Extracted material ::
[BEGIN]
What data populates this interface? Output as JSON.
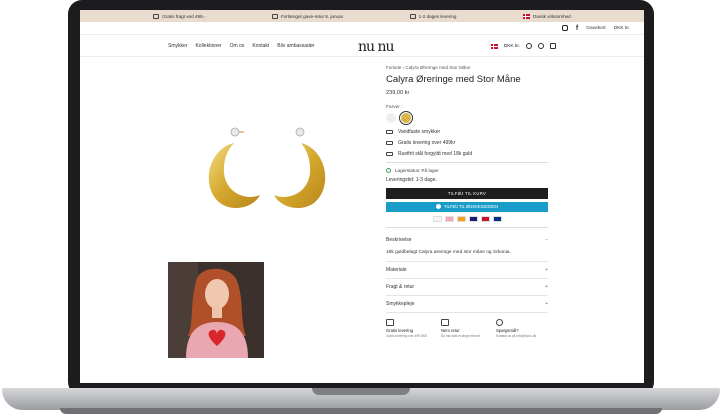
{
  "announcement": {
    "items": [
      {
        "icon": "box-icon",
        "text": "Gratis fragt ved 499,-"
      },
      {
        "icon": "gift-icon",
        "text": "Forlænget gave-retur 8. januar"
      },
      {
        "icon": "truck-icon",
        "text": "1-2 dages levering"
      },
      {
        "icon": "danish-flag-icon",
        "text": "Dansk virksomhed"
      }
    ]
  },
  "utility": {
    "giftcard": "Gavekort",
    "currency": "DKK kr."
  },
  "nav": {
    "logo": "nu nu",
    "links": [
      "Smykker",
      "Kollektioner",
      "Om os",
      "Kontakt",
      "Bliv ambassadør"
    ],
    "locale": "DKK kr."
  },
  "product": {
    "breadcrumb": "Forside › Calyra Øreringe med Stor Måne",
    "title": "Calyra Øreringe med Stor Måne",
    "price": "239,00 kr",
    "color_label": "Farver :",
    "features": [
      "Vandfaste smykker",
      "Gratis levering over 499kr",
      "Rustfrit stål forgyldt med 18k guld"
    ],
    "stock": "Lagerstatus: På lager",
    "delivery": "Leveringstid: 1-3 dage.",
    "add_to_cart": "TILFØJ TIL KURV",
    "wishlist": "TILFØJ TIL ØNSKESEDDEN",
    "accordions": {
      "description": {
        "label": "Beskrivelse",
        "toggle": "−",
        "text": "18k guldbelagt Calyra øreringe med stor måne og zirkonia."
      },
      "material": {
        "label": "Materiale",
        "toggle": "+"
      },
      "shipping": {
        "label": "Fragt & retur",
        "toggle": "+"
      },
      "care": {
        "label": "Smykkepleje",
        "toggle": "+"
      }
    },
    "perks": [
      {
        "title": "Gratis levering",
        "sub": "Gratis levering over 499 DKK"
      },
      {
        "title": "Nem retur",
        "sub": "Du har altid et langt returret"
      },
      {
        "title": "Spørgsmål?",
        "sub": "Kontakt os på info@nunu.dk"
      }
    ]
  },
  "colors": {
    "topbar": "#e7dccd",
    "cart_button": "#1e1e1e",
    "wishlist_button": "#1a9cc9",
    "gold": "#d8b44a"
  }
}
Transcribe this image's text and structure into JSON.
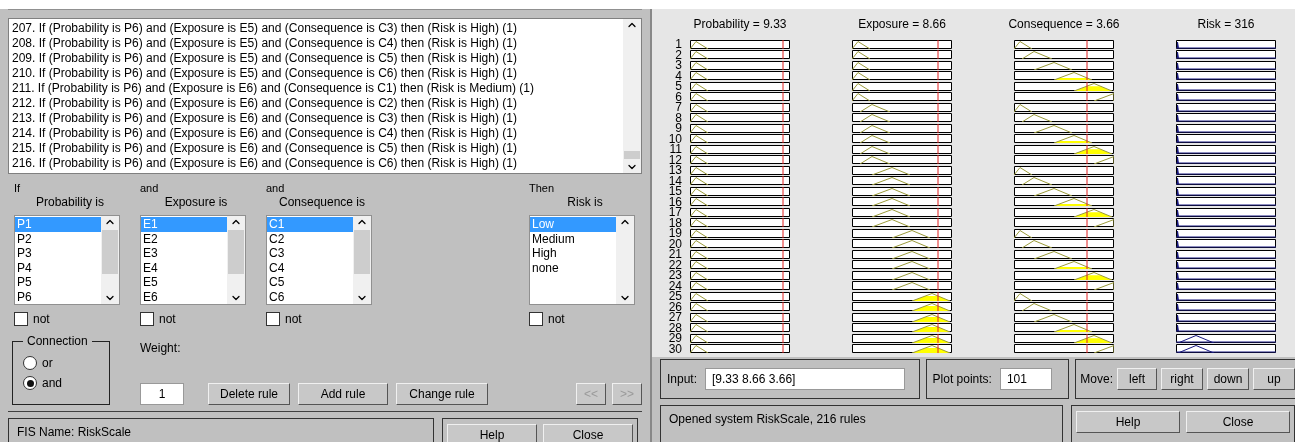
{
  "rule_editor": {
    "rules": [
      "207. If (Probability is P6) and (Exposure is E5) and (Consequence is C3) then (Risk is High) (1)",
      "208. If (Probability is P6) and (Exposure is E5) and (Consequence is C4) then (Risk is High) (1)",
      "209. If (Probability is P6) and (Exposure is E5) and (Consequence is C5) then (Risk is High) (1)",
      "210. If (Probability is P6) and (Exposure is E5) and (Consequence is C6) then (Risk is High) (1)",
      "211. If (Probability is P6) and (Exposure is E6) and (Consequence is C1) then (Risk is Medium) (1)",
      "212. If (Probability is P6) and (Exposure is E6) and (Consequence is C2) then (Risk is High) (1)",
      "213. If (Probability is P6) and (Exposure is E6) and (Consequence is C3) then (Risk is High) (1)",
      "214. If (Probability is P6) and (Exposure is E6) and (Consequence is C4) then (Risk is High) (1)",
      "215. If (Probability is P6) and (Exposure is E6) and (Consequence is C5) then (Risk is High) (1)",
      "216. If (Probability is P6) and (Exposure is E6) and (Consequence is C6) then (Risk is High) (1)"
    ],
    "antecedents": [
      {
        "connector": "If",
        "label": "Probability is",
        "items": [
          {
            "label": "P1",
            "selected": true
          },
          {
            "label": "P2",
            "selected": false
          },
          {
            "label": "P3",
            "selected": false
          },
          {
            "label": "P4",
            "selected": false
          },
          {
            "label": "P5",
            "selected": false
          },
          {
            "label": "P6",
            "selected": false
          }
        ],
        "not_label": "not",
        "not": false
      },
      {
        "connector": "and",
        "label": "Exposure is",
        "items": [
          {
            "label": "E1",
            "selected": true
          },
          {
            "label": "E2",
            "selected": false
          },
          {
            "label": "E3",
            "selected": false
          },
          {
            "label": "E4",
            "selected": false
          },
          {
            "label": "E5",
            "selected": false
          },
          {
            "label": "E6",
            "selected": false
          }
        ],
        "not_label": "not",
        "not": false
      },
      {
        "connector": "and",
        "label": "Consequence is",
        "items": [
          {
            "label": "C1",
            "selected": true
          },
          {
            "label": "C2",
            "selected": false
          },
          {
            "label": "C3",
            "selected": false
          },
          {
            "label": "C4",
            "selected": false
          },
          {
            "label": "C5",
            "selected": false
          },
          {
            "label": "C6",
            "selected": false
          }
        ],
        "not_label": "not",
        "not": false
      }
    ],
    "consequent": {
      "connector": "Then",
      "label": "Risk is",
      "items": [
        {
          "label": "Low",
          "selected": true
        },
        {
          "label": "Medium",
          "selected": false
        },
        {
          "label": "High",
          "selected": false
        },
        {
          "label": "none",
          "selected": false
        }
      ],
      "not_label": "not",
      "not": false
    },
    "connection": {
      "title": "Connection",
      "options": [
        {
          "label": "or",
          "selected": false
        },
        {
          "label": "and",
          "selected": true
        }
      ]
    },
    "weight": {
      "label": "Weight:",
      "value": "1"
    },
    "buttons": [
      {
        "label": "Delete rule",
        "disabled": false
      },
      {
        "label": "Add rule",
        "disabled": false
      },
      {
        "label": "Change rule",
        "disabled": false
      }
    ],
    "nav_buttons": [
      {
        "label": "<<",
        "disabled": true
      },
      {
        "label": ">>",
        "disabled": true
      }
    ],
    "status": "FIS Name: RiskScale",
    "footer_buttons": [
      "Help",
      "Close"
    ]
  },
  "rule_viewer": {
    "headers": [
      "Probability = 9.33",
      "Exposure = 8.66",
      "Consequence = 3.66",
      "Risk = 316"
    ],
    "rows": [
      "1",
      "2",
      "3",
      "4",
      "5",
      "6",
      "7",
      "8",
      "9",
      "10",
      "11",
      "12",
      "13",
      "14",
      "15",
      "16",
      "17",
      "18",
      "19",
      "20",
      "21",
      "22",
      "23",
      "24",
      "25",
      "26",
      "27",
      "28",
      "29",
      "30"
    ],
    "input": {
      "label": "Input:",
      "value": "[9.33 8.66 3.66]"
    },
    "plot_points": {
      "label": "Plot points:",
      "value": "101"
    },
    "move": {
      "label": "Move:",
      "buttons": [
        "left",
        "right",
        "down",
        "up"
      ]
    },
    "status": "Opened system RiskScale, 216 rules",
    "footer_buttons": [
      "Help",
      "Close"
    ]
  }
}
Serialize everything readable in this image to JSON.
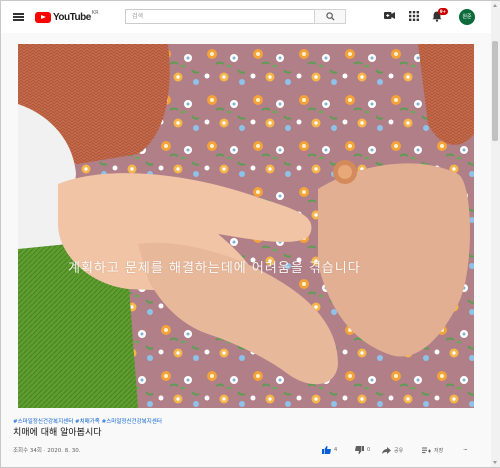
{
  "header": {
    "logo_text": "YouTube",
    "logo_region": "KR",
    "search_placeholder": "검색"
  },
  "notifications": {
    "count": "9+"
  },
  "account": {
    "avatar_text": "원준"
  },
  "video": {
    "overlay_caption": "계획하고 문제를 해결하는데에 어려움을 겪습니다"
  },
  "info": {
    "hashtags": "#스마일정신건강복지센터  #치매가족  #스마일정신건강복지센터",
    "title": "치매에 대해 알아봅시다",
    "views_date": "조회수 34회 · 2020. 8. 30.",
    "likes": "4",
    "dislikes": "0",
    "share": "공유",
    "save": "저장",
    "more": "···"
  },
  "colors": {
    "accent": "#065fd4",
    "brand_red": "#ff0000",
    "avatar_bg": "#0c6b3a"
  }
}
[END]
Objective :: Within the listing above, find every line containing the string "Probability" and return it.

Output for this task ::
      "207. If (Probability is P6) and (Exposure is E5) and (Consequence is C3) then (Risk is High) (1)",
      "208. If (Probability is P6) and (Exposure is E5) and (Consequence is C4) then (Risk is High) (1)",
      "209. If (Probability is P6) and (Exposure is E5) and (Consequence is C5) then (Risk is High) (1)",
      "210. If (Probability is P6) and (Exposure is E5) and (Consequence is C6) then (Risk is High) (1)",
      "211. If (Probability is P6) and (Exposure is E6) and (Consequence is C1) then (Risk is Medium) (1)",
      "212. If (Probability is P6) and (Exposure is E6) and (Consequence is C2) then (Risk is High) (1)",
      "213. If (Probability is P6) and (Exposure is E6) and (Consequence is C3) then (Risk is High) (1)",
      "214. If (Probability is P6) and (Exposure is E6) and (Consequence is C4) then (Risk is High) (1)",
      "215. If (Probability is P6) and (Exposure is E6) and (Consequence is C5) then (Risk is High) (1)",
      "216. If (Probability is P6) and (Exposure is E6) and (Consequence is C6) then (Risk is High) (1)"
        "label": "Probability is",
      "Probability = 9.33",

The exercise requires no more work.